## Task to carry out
Copy, from the entries below, each line where the word "that" can be found.
### Dataset
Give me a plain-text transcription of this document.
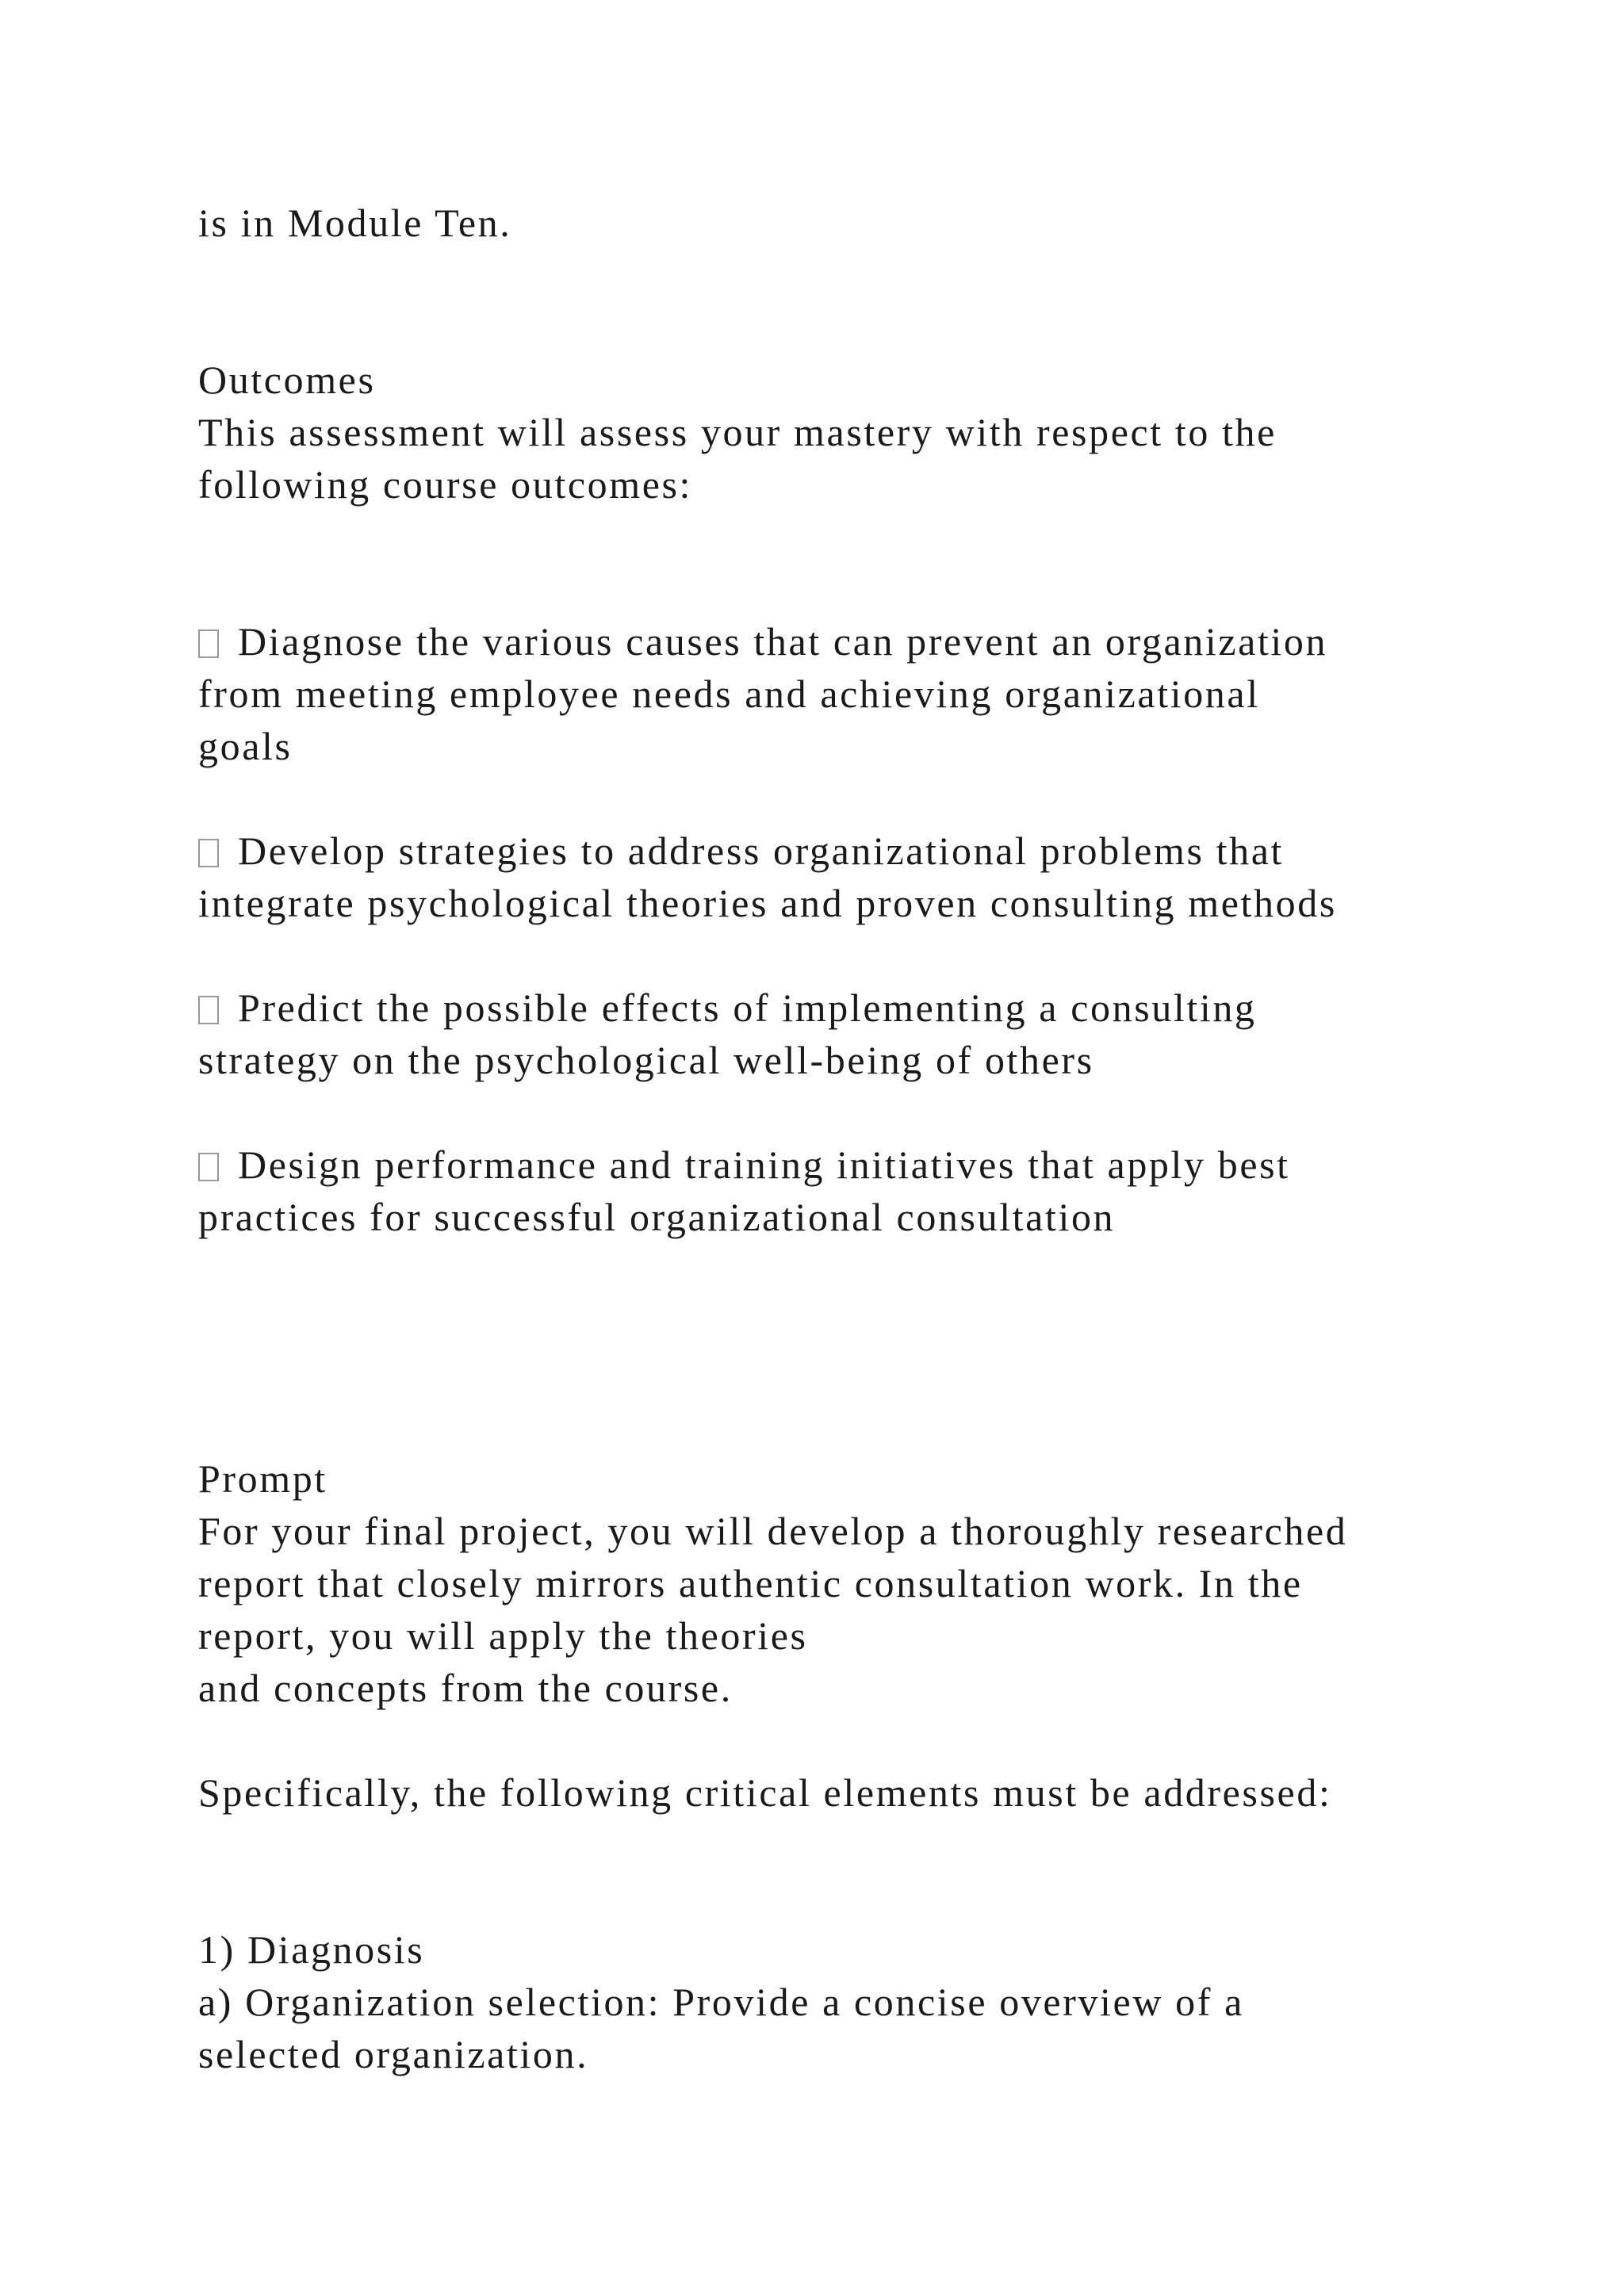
is in Module Ten.
Outcomes
This assessment will assess your mastery with respect to the
following course outcomes:
Diagnose the various causes that can prevent an organization
from meeting employee needs and achieving organizational
goals
Develop strategies to address organizational problems that
integrate psychological theories and proven consulting methods
Predict the possible effects of implementing a consulting
strategy on the psychological well-being of others
Design performance and training initiatives that apply best
practices for successful organizational consultation
Prompt
For your final project, you will develop a thoroughly researched
report that closely mirrors authentic consultation work. In the
report, you will apply the theories
and concepts from the course.
Specifically, the following critical elements must be addressed:
1) Diagnosis
a) Organization selection: Provide a concise overview of a
selected organization.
######
## Exercise result
Diagnose the various causes that can prevent an organization
Develop strategies to address organizational problems that
Design performance and training initiatives that apply best
report that closely mirrors authentic consultation work. In the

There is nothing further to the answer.